WORK INSTRUCTIONS:
Report all lines holding "that".

Stored items from a collection
<<<<

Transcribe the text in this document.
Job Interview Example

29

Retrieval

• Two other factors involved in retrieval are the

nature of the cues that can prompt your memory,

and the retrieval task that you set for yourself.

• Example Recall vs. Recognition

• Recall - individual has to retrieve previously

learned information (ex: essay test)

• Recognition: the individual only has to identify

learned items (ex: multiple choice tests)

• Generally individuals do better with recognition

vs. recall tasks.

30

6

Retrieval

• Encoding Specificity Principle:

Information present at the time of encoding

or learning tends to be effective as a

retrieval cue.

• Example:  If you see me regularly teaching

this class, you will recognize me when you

>>>>

FINAL RESULT:
nature of the cues that can prompt your memory,
and the retrieval task that you set for yourself.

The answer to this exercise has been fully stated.